(What you will do)
Retype all of the entries word for word.

(A run of records)
— begin —

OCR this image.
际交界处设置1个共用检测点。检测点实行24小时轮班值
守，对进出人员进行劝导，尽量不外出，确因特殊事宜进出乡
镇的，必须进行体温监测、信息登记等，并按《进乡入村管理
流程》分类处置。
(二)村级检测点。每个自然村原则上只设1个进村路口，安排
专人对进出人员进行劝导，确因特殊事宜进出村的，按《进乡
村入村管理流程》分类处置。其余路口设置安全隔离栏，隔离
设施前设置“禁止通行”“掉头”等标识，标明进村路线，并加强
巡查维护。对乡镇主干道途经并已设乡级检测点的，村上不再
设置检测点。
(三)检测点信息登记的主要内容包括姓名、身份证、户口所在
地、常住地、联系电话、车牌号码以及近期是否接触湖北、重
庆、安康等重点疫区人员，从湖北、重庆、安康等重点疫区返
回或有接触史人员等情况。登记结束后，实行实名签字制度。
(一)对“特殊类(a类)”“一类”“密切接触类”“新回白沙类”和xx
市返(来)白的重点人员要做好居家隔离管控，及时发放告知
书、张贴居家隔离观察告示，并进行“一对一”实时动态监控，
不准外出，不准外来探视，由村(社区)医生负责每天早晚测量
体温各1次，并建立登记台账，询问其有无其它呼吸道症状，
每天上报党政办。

— end —

(Result of the exercise)
OCR this image.
际交界处设置1个共用检测点。检测点实行24小时轮班值
守，对进出人员进行劝导，尽量不外出，确因特殊事宜进出乡
镇的，必须进行体温监测、信息登记等，并按《进乡入村管理
流程》分类处置。
(二)村级检测点。每个自然村原则上只设1个进村路口，安排
专人对进出人员进行劝导，确因特殊事宜进出村的，按《进乡
村入村管理流程》分类处置。其余路口设置安全隔离栏，隔离
设施前设置“禁止通行”“掉头”等标识，标明进村路线，并加强
巡查维护。对乡镇主干道途经并已设乡级检测点的，村上不再
设置检测点。
(三)检测点信息登记的主要内容包括姓名、身份证、户口所在
地、常住地、联系电话、车牌号码以及近期是否接触湖北、重
庆、安康等重点疫区人员，从湖北、重庆、安康等重点疫区返
回或有接触史人员等情况。登记结束后，实行实名签字制度。
(一)对“特殊类(a类)”“一类”“密切接触类”“新回白沙类”和xx
市返(来)白的重点人员要做好居家隔离管控，及时发放告知
书、张贴居家隔离观察告示，并进行“一对一”实时动态监控，
不准外出，不准外来探视，由村(社区)医生负责每天早晚测量
体温各1次，并建立登记台账，询问其有无其它呼吸道症状，
每天上报党政办。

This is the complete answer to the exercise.